Task to complete:
Please say how many lines of the listing hold "alipaydev", with no other words in the answer.

Data extract:
■ ■ ■ ■ ■

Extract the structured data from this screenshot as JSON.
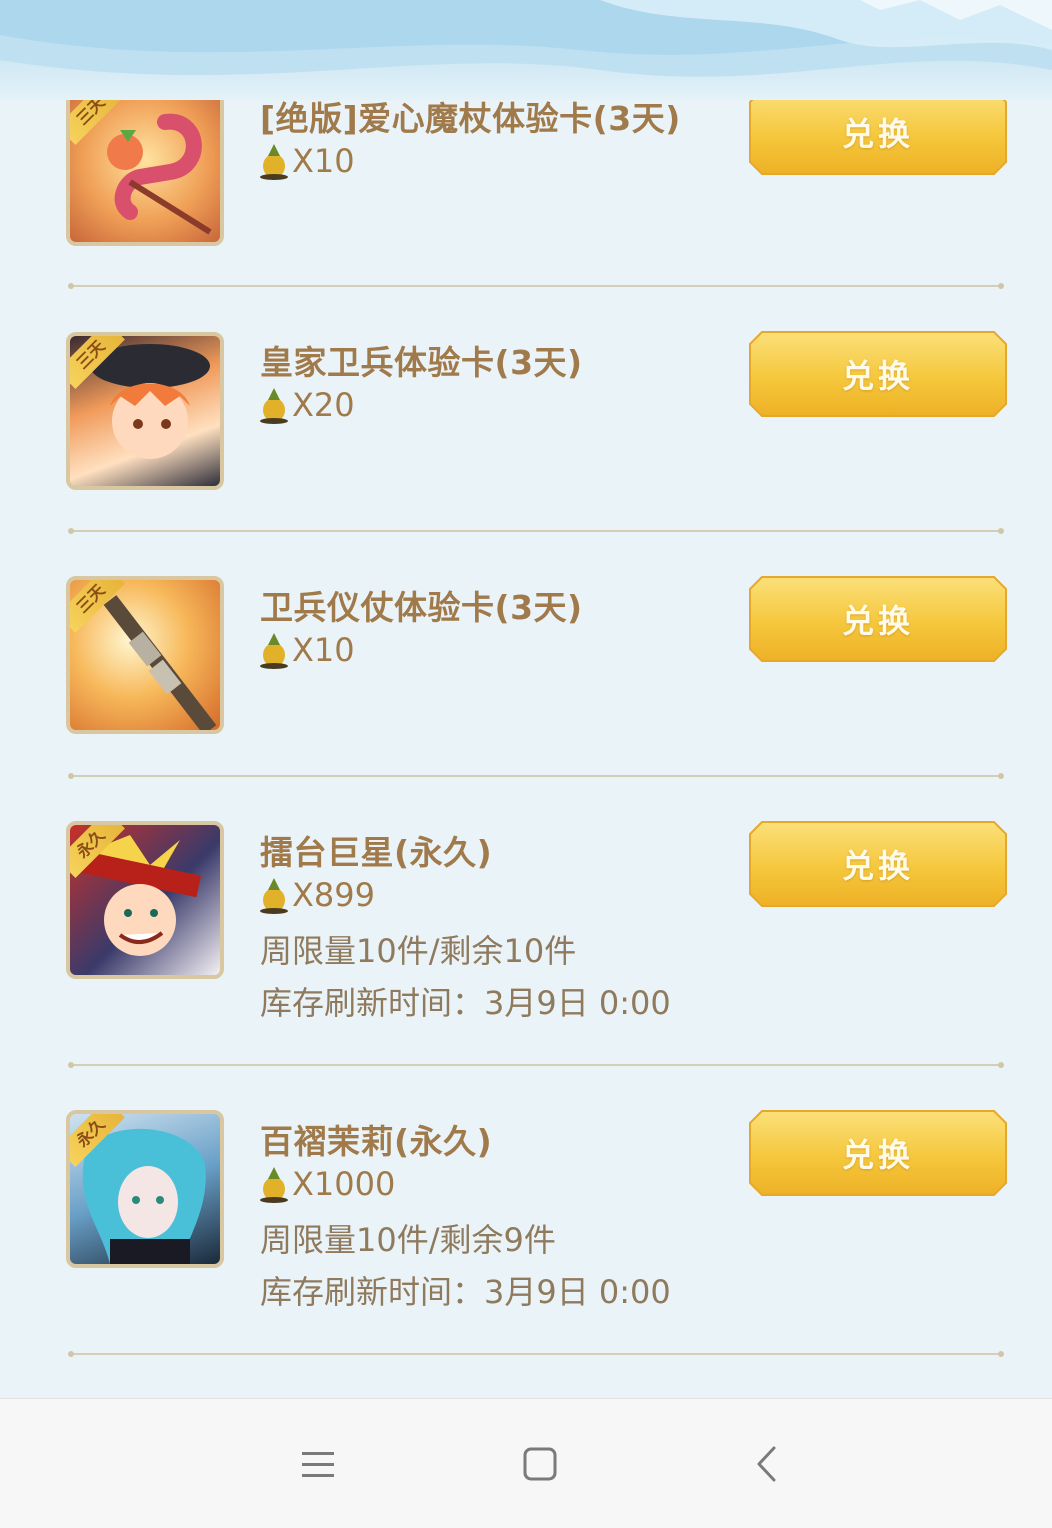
{
  "items": [
    {
      "title": "[绝版]爱心魔杖体验卡(3天)",
      "badge": "三天",
      "price": "X10",
      "limit": "",
      "refresh": "",
      "button": "兑换"
    },
    {
      "title": "皇家卫兵体验卡(3天)",
      "badge": "三天",
      "price": "X20",
      "limit": "",
      "refresh": "",
      "button": "兑换"
    },
    {
      "title": "卫兵仪仗体验卡(3天)",
      "badge": "三天",
      "price": "X10",
      "limit": "",
      "refresh": "",
      "button": "兑换"
    },
    {
      "title": "擂台巨星(永久)",
      "badge": "永久",
      "price": "X899",
      "limit": "周限量10件/剩余10件",
      "refresh": "库存刷新时间：3月9日 0:00",
      "button": "兑换"
    },
    {
      "title": "百褶茉莉(永久)",
      "badge": "永久",
      "price": "X1000",
      "limit": "周限量10件/剩余9件",
      "refresh": "库存刷新时间：3月9日 0:00",
      "button": "兑换"
    }
  ],
  "colors": {
    "title": "#a07a4b",
    "button_gold": "#f5c73c",
    "background": "#eaf4f8"
  },
  "currency_icon": "pineapple-icon",
  "nav": {
    "menu": "menu-icon",
    "home": "home-icon",
    "back": "back-icon"
  }
}
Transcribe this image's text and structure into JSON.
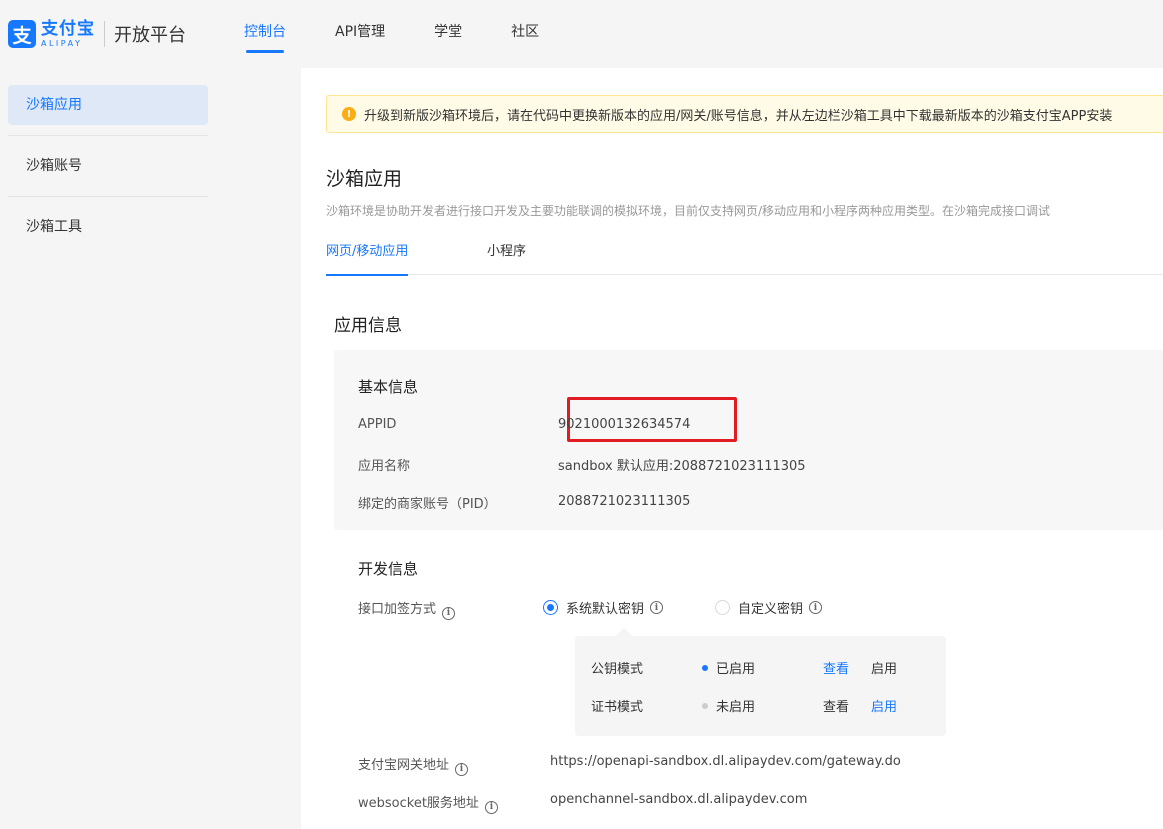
{
  "header": {
    "logo_cn": "支付宝",
    "logo_en": "ALIPAY",
    "logo_mark": "支",
    "platform": "开放平台",
    "nav": [
      {
        "label": "控制台",
        "active": true
      },
      {
        "label": "API管理",
        "active": false
      },
      {
        "label": "学堂",
        "active": false
      },
      {
        "label": "社区",
        "active": false
      }
    ]
  },
  "sidebar": {
    "items": [
      {
        "label": "沙箱应用",
        "active": true
      },
      {
        "label": "沙箱账号",
        "active": false
      },
      {
        "label": "沙箱工具",
        "active": false
      }
    ]
  },
  "alert": {
    "icon": "exclamation-icon",
    "text": "升级到新版沙箱环境后，请在代码中更换新版本的应用/网关/账号信息，并从左边栏沙箱工具中下载最新版本的沙箱支付宝APP安装"
  },
  "page": {
    "title": "沙箱应用",
    "description": "沙箱环境是协助开发者进行接口开发及主要功能联调的模拟环境，目前仅支持网页/移动应用和小程序两种应用类型。在沙箱完成接口调试"
  },
  "tabs": [
    {
      "label": "网页/移动应用",
      "active": true
    },
    {
      "label": "小程序",
      "active": false
    }
  ],
  "app_info": {
    "title": "应用信息",
    "basic": {
      "title": "基本信息",
      "rows": [
        {
          "label": "APPID",
          "value": "9021000132634574"
        },
        {
          "label": "应用名称",
          "value": "sandbox 默认应用:2088721023111305"
        },
        {
          "label": "绑定的商家账号（PID）",
          "value": "2088721023111305"
        }
      ]
    },
    "dev": {
      "title": "开发信息",
      "sign_label": "接口加签方式",
      "options": [
        {
          "label": "系统默认密钥",
          "selected": true
        },
        {
          "label": "自定义密钥",
          "selected": false
        }
      ],
      "key_modes": [
        {
          "mode": "公钥模式",
          "status": "已启用",
          "status_color": "#1677ff",
          "view": "查看",
          "enable": "启用"
        },
        {
          "mode": "证书模式",
          "status": "未启用",
          "status_color": "#cccccc",
          "view": "查看",
          "enable": "启用"
        }
      ],
      "gateway_label": "支付宝网关地址",
      "gateway_value": "https://openapi-sandbox.dl.alipaydev.com/gateway.do",
      "websocket_label": "websocket服务地址",
      "websocket_value": "openchannel-sandbox.dl.alipaydev.com"
    }
  },
  "colors": {
    "primary": "#1677ff",
    "highlight": "#e21c23",
    "alert_bg": "#fffbe6",
    "warn": "#faad14"
  }
}
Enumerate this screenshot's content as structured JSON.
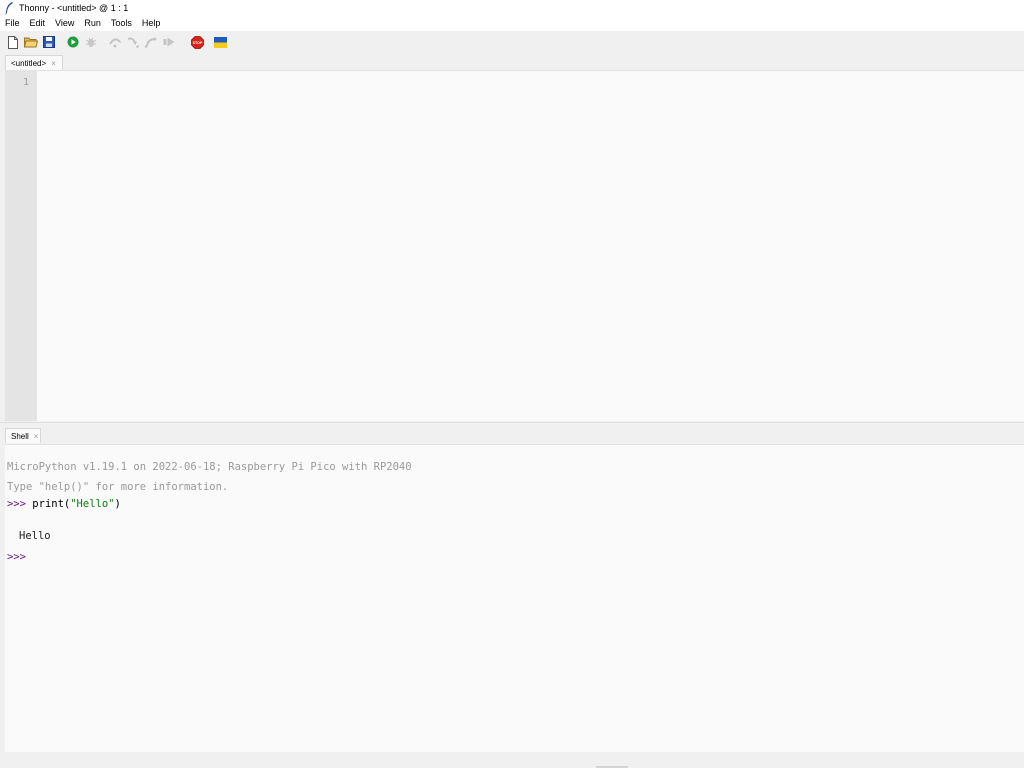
{
  "window": {
    "title": "Thonny  -  <untitled>  @  1 : 1"
  },
  "menu": [
    {
      "label": "File"
    },
    {
      "label": "Edit"
    },
    {
      "label": "View"
    },
    {
      "label": "Run"
    },
    {
      "label": "Tools"
    },
    {
      "label": "Help"
    }
  ],
  "toolbar": {
    "buttons": [
      {
        "name": "new-file-icon",
        "enabled": true
      },
      {
        "name": "open-file-icon",
        "enabled": true
      },
      {
        "name": "save-file-icon",
        "enabled": true
      },
      {
        "name": "run-icon",
        "enabled": true
      },
      {
        "name": "debug-icon",
        "enabled": false
      },
      {
        "name": "step-over-icon",
        "enabled": false
      },
      {
        "name": "step-into-icon",
        "enabled": false
      },
      {
        "name": "step-out-icon",
        "enabled": false
      },
      {
        "name": "resume-icon",
        "enabled": false
      },
      {
        "name": "stop-icon",
        "enabled": true,
        "text": "STOP"
      },
      {
        "name": "ukraine-flag-icon",
        "enabled": true
      }
    ]
  },
  "editor": {
    "tab_label": "<untitled>",
    "close_glyph": "×",
    "line_numbers": [
      "1"
    ],
    "content": ""
  },
  "shell": {
    "tab_label": "Shell",
    "close_glyph": "×",
    "banner": "MicroPython v1.19.1 on 2022-06-18; Raspberry Pi Pico with RP2040",
    "help_hint": "Type \"help()\" for more information.",
    "prompt": ">>>",
    "command_prefix": "print(",
    "command_string": "\"Hello\"",
    "command_suffix": ")",
    "output": "Hello"
  },
  "colors": {
    "prompt": "#6a1a8a",
    "string": "#0a7d0a",
    "run_green": "#1e9e3a",
    "stop_red": "#d9241c"
  }
}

■ ■ ■ ■ ■

Worked answer:
2